**GIVEN TASK**. From the line containing "Reverse-engineer this chart into JSON." down to the last line, set down each line exactly as it is, and nothing more. Leave the pictures out.

-------- INPUT MATERIAL

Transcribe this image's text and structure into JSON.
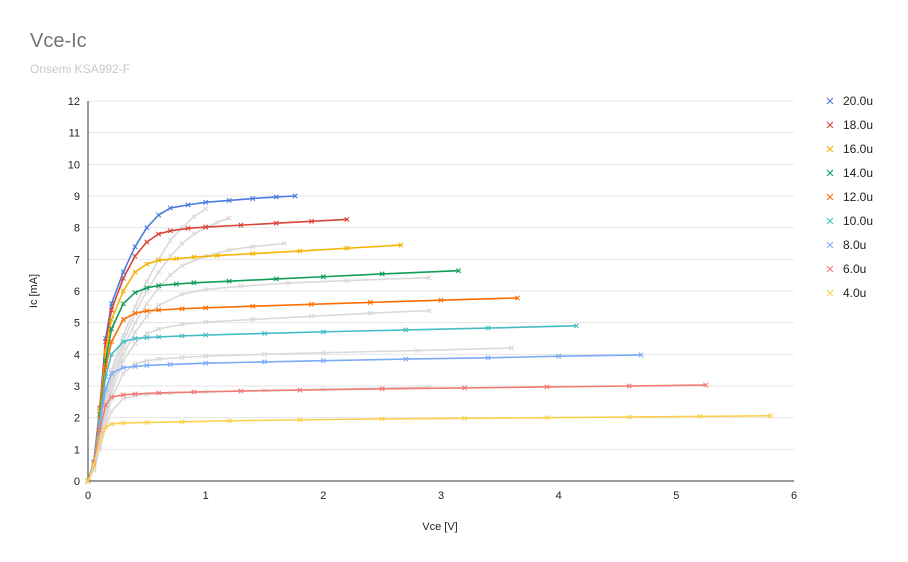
{
  "chart_data": {
    "type": "line",
    "title": "Vce-Ic",
    "subtitle": "Onsemi KSA992-F",
    "xlabel": "Vce [V]",
    "ylabel": "Ic [mA]",
    "xlim": [
      0,
      6
    ],
    "ylim": [
      0,
      12
    ],
    "x_ticks": [
      "0",
      "1",
      "2",
      "3",
      "4",
      "5",
      "6"
    ],
    "y_ticks": [
      "0",
      "1",
      "2",
      "3",
      "4",
      "5",
      "6",
      "7",
      "8",
      "9",
      "10",
      "11",
      "12"
    ],
    "grid": "horizontal",
    "legend_position": "right",
    "marker": "×",
    "series": [
      {
        "name": "20.0u",
        "color": "#4a7de0",
        "x": [
          0,
          0.05,
          0.1,
          0.15,
          0.2,
          0.3,
          0.4,
          0.5,
          0.6,
          0.7,
          0.85,
          1.0,
          1.2,
          1.4,
          1.6,
          1.76
        ],
        "y": [
          0,
          0.6,
          2.3,
          4.5,
          5.6,
          6.6,
          7.4,
          8.0,
          8.4,
          8.62,
          8.72,
          8.8,
          8.86,
          8.92,
          8.97,
          9.0
        ]
      },
      {
        "name": "18.0u",
        "color": "#db4437",
        "x": [
          0,
          0.05,
          0.1,
          0.15,
          0.2,
          0.3,
          0.4,
          0.5,
          0.6,
          0.7,
          0.85,
          1.0,
          1.3,
          1.6,
          1.9,
          2.2
        ],
        "y": [
          0,
          0.6,
          2.3,
          4.4,
          5.4,
          6.4,
          7.1,
          7.55,
          7.8,
          7.9,
          7.98,
          8.02,
          8.08,
          8.14,
          8.2,
          8.26
        ]
      },
      {
        "name": "16.0u",
        "color": "#f4b400",
        "x": [
          0,
          0.05,
          0.1,
          0.15,
          0.2,
          0.3,
          0.4,
          0.5,
          0.6,
          0.75,
          0.9,
          1.1,
          1.4,
          1.8,
          2.2,
          2.66
        ],
        "y": [
          0,
          0.6,
          2.2,
          4.1,
          5.1,
          6.0,
          6.6,
          6.85,
          6.97,
          7.02,
          7.07,
          7.12,
          7.18,
          7.26,
          7.35,
          7.45
        ]
      },
      {
        "name": "14.0u",
        "color": "#0f9d58",
        "x": [
          0,
          0.05,
          0.1,
          0.15,
          0.2,
          0.3,
          0.4,
          0.5,
          0.6,
          0.75,
          0.9,
          1.2,
          1.6,
          2.0,
          2.5,
          3.15
        ],
        "y": [
          0,
          0.6,
          2.1,
          3.8,
          4.8,
          5.6,
          5.95,
          6.1,
          6.17,
          6.22,
          6.26,
          6.31,
          6.38,
          6.45,
          6.54,
          6.64
        ]
      },
      {
        "name": "12.0u",
        "color": "#ff6d01",
        "x": [
          0,
          0.05,
          0.1,
          0.15,
          0.2,
          0.3,
          0.4,
          0.5,
          0.6,
          0.8,
          1.0,
          1.4,
          1.9,
          2.4,
          3.0,
          3.65
        ],
        "y": [
          0,
          0.6,
          2.0,
          3.6,
          4.4,
          5.1,
          5.3,
          5.37,
          5.4,
          5.44,
          5.47,
          5.52,
          5.58,
          5.64,
          5.71,
          5.78
        ]
      },
      {
        "name": "10.0u",
        "color": "#46bdc6",
        "x": [
          0,
          0.05,
          0.1,
          0.15,
          0.2,
          0.3,
          0.4,
          0.5,
          0.6,
          0.8,
          1.0,
          1.5,
          2.0,
          2.7,
          3.4,
          4.15
        ],
        "y": [
          0,
          0.6,
          1.9,
          3.3,
          4.0,
          4.4,
          4.5,
          4.53,
          4.55,
          4.58,
          4.61,
          4.66,
          4.71,
          4.77,
          4.83,
          4.9
        ]
      },
      {
        "name": "8.0u",
        "color": "#7baaf7",
        "x": [
          0,
          0.05,
          0.1,
          0.15,
          0.2,
          0.3,
          0.4,
          0.5,
          0.7,
          1.0,
          1.5,
          2.0,
          2.7,
          3.4,
          4.0,
          4.7
        ],
        "y": [
          0,
          0.6,
          1.8,
          2.9,
          3.4,
          3.58,
          3.62,
          3.65,
          3.68,
          3.72,
          3.76,
          3.8,
          3.85,
          3.89,
          3.94,
          3.98
        ]
      },
      {
        "name": "6.0u",
        "color": "#f07b72",
        "x": [
          0,
          0.05,
          0.1,
          0.15,
          0.2,
          0.3,
          0.4,
          0.6,
          0.9,
          1.3,
          1.8,
          2.5,
          3.2,
          3.9,
          4.6,
          5.25
        ],
        "y": [
          0,
          0.55,
          1.6,
          2.4,
          2.65,
          2.72,
          2.75,
          2.78,
          2.81,
          2.84,
          2.87,
          2.91,
          2.94,
          2.97,
          3.0,
          3.03
        ]
      },
      {
        "name": "4.0u",
        "color": "#fcd04f",
        "x": [
          0,
          0.05,
          0.1,
          0.15,
          0.2,
          0.3,
          0.5,
          0.8,
          1.2,
          1.8,
          2.5,
          3.2,
          3.9,
          4.6,
          5.2,
          5.8
        ],
        "y": [
          0,
          0.5,
          1.3,
          1.7,
          1.8,
          1.83,
          1.85,
          1.87,
          1.9,
          1.93,
          1.96,
          1.98,
          2.0,
          2.02,
          2.04,
          2.06
        ]
      }
    ],
    "reference_series": [
      {
        "color": "#d9d9d9",
        "x": [
          0,
          0.05,
          0.1,
          0.15,
          0.2,
          0.3,
          0.4,
          0.5,
          0.6,
          0.7,
          0.8,
          0.9,
          1.0
        ],
        "y": [
          0,
          0.4,
          1.4,
          2.6,
          3.5,
          4.6,
          5.5,
          6.3,
          7.0,
          7.6,
          8.0,
          8.35,
          8.6
        ]
      },
      {
        "color": "#d9d9d9",
        "x": [
          0,
          0.05,
          0.1,
          0.15,
          0.2,
          0.3,
          0.4,
          0.5,
          0.6,
          0.7,
          0.8,
          0.9,
          1.0,
          1.1,
          1.2
        ],
        "y": [
          0,
          0.4,
          1.3,
          2.4,
          3.3,
          4.4,
          5.3,
          6.0,
          6.6,
          7.1,
          7.5,
          7.8,
          8.0,
          8.17,
          8.3
        ]
      },
      {
        "color": "#d9d9d9",
        "x": [
          0,
          0.05,
          0.1,
          0.15,
          0.2,
          0.3,
          0.4,
          0.5,
          0.6,
          0.7,
          0.8,
          1.0,
          1.2,
          1.4,
          1.67
        ],
        "y": [
          0,
          0.4,
          1.3,
          2.3,
          3.1,
          4.2,
          5.0,
          5.6,
          6.1,
          6.5,
          6.8,
          7.1,
          7.3,
          7.4,
          7.5
        ]
      },
      {
        "color": "#d9d9d9",
        "x": [
          0,
          0.05,
          0.1,
          0.15,
          0.2,
          0.3,
          0.4,
          0.5,
          0.6,
          0.8,
          1.0,
          1.3,
          1.7,
          2.2,
          2.9
        ],
        "y": [
          0,
          0.4,
          1.2,
          2.2,
          3.0,
          4.0,
          4.7,
          5.2,
          5.55,
          5.9,
          6.05,
          6.15,
          6.25,
          6.33,
          6.42
        ]
      },
      {
        "color": "#d9d9d9",
        "x": [
          0,
          0.05,
          0.1,
          0.15,
          0.2,
          0.3,
          0.4,
          0.5,
          0.6,
          0.8,
          1.0,
          1.4,
          1.9,
          2.4,
          2.9
        ],
        "y": [
          0,
          0.4,
          1.2,
          2.1,
          2.8,
          3.8,
          4.35,
          4.65,
          4.8,
          4.95,
          5.02,
          5.1,
          5.2,
          5.3,
          5.38
        ]
      },
      {
        "color": "#d9d9d9",
        "x": [
          0,
          0.05,
          0.1,
          0.15,
          0.2,
          0.3,
          0.4,
          0.5,
          0.6,
          0.8,
          1.0,
          1.5,
          2.0,
          2.8,
          3.6
        ],
        "y": [
          0,
          0.4,
          1.1,
          1.9,
          2.6,
          3.4,
          3.7,
          3.8,
          3.85,
          3.9,
          3.94,
          4.0,
          4.05,
          4.12,
          4.2
        ]
      },
      {
        "color": "#d9d9d9",
        "x": [
          0,
          0.05,
          0.1,
          0.15,
          0.2,
          0.3,
          0.4,
          0.5,
          0.7,
          1.0,
          1.5,
          2.0,
          2.5,
          2.9
        ],
        "y": [
          0,
          0.35,
          1.0,
          1.7,
          2.2,
          2.6,
          2.7,
          2.74,
          2.78,
          2.82,
          2.86,
          2.9,
          2.93,
          2.96
        ]
      }
    ]
  }
}
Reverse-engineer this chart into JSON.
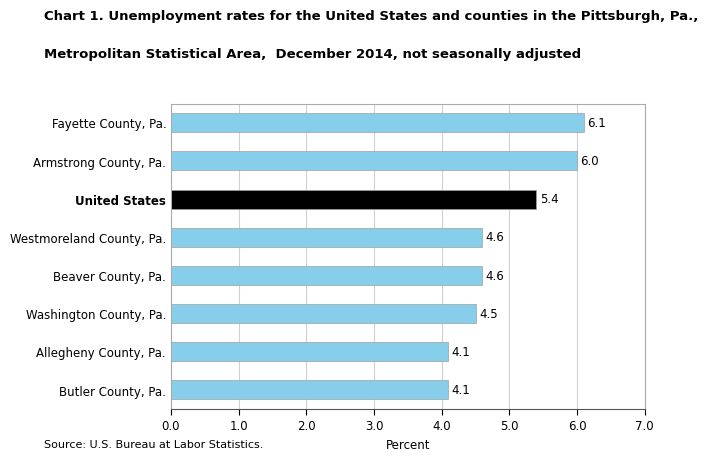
{
  "title_line1": "Chart 1. Unemployment rates for the United States and counties in the Pittsburgh, Pa.,",
  "title_line2": "Metropolitan Statistical Area,  December 2014, not seasonally adjusted",
  "categories": [
    "Fayette County, Pa.",
    "Armstrong County, Pa.",
    "United States",
    "Westmoreland County, Pa.",
    "Beaver County, Pa.",
    "Washington County, Pa.",
    "Allegheny County, Pa.",
    "Butler County, Pa."
  ],
  "values": [
    6.1,
    6.0,
    5.4,
    4.6,
    4.6,
    4.5,
    4.1,
    4.1
  ],
  "bar_colors": [
    "#87CEEB",
    "#87CEEB",
    "#000000",
    "#87CEEB",
    "#87CEEB",
    "#87CEEB",
    "#87CEEB",
    "#87CEEB"
  ],
  "xlabel": "Percent",
  "xlim": [
    0,
    7.0
  ],
  "xticks": [
    0.0,
    1.0,
    2.0,
    3.0,
    4.0,
    5.0,
    6.0,
    7.0
  ],
  "source": "Source: U.S. Bureau at Labor Statistics.",
  "background_color": "#ffffff",
  "grid_color": "#d0d0d0",
  "bar_edge_color": "#a0a0a0",
  "title_fontsize": 9.5,
  "label_fontsize": 8.5,
  "tick_fontsize": 8.5,
  "value_fontsize": 8.5,
  "source_fontsize": 8,
  "bar_height": 0.5
}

----------------

**TASK ANSWER**.
Reverse-engineer this chart into JSON.
{
  "title_line1": "Chart 1. Unemployment rates for the United States and counties in the Pittsburgh, Pa.,",
  "title_line2": "Metropolitan Statistical Area,  December 2014, not seasonally adjusted",
  "categories": [
    "Fayette County, Pa.",
    "Armstrong County, Pa.",
    "United States",
    "Westmoreland County, Pa.",
    "Beaver County, Pa.",
    "Washington County, Pa.",
    "Allegheny County, Pa.",
    "Butler County, Pa."
  ],
  "values": [
    6.1,
    6.0,
    5.4,
    4.6,
    4.6,
    4.5,
    4.1,
    4.1
  ],
  "bar_colors": [
    "#87CEEB",
    "#87CEEB",
    "#000000",
    "#87CEEB",
    "#87CEEB",
    "#87CEEB",
    "#87CEEB",
    "#87CEEB"
  ],
  "xlabel": "Percent",
  "xlim": [
    0,
    7.0
  ],
  "xticks": [
    0.0,
    1.0,
    2.0,
    3.0,
    4.0,
    5.0,
    6.0,
    7.0
  ],
  "source": "Source: U.S. Bureau at Labor Statistics.",
  "background_color": "#ffffff",
  "grid_color": "#d0d0d0",
  "bar_edge_color": "#a0a0a0",
  "title_fontsize": 9.5,
  "label_fontsize": 8.5,
  "tick_fontsize": 8.5,
  "value_fontsize": 8.5,
  "source_fontsize": 8,
  "bar_height": 0.5
}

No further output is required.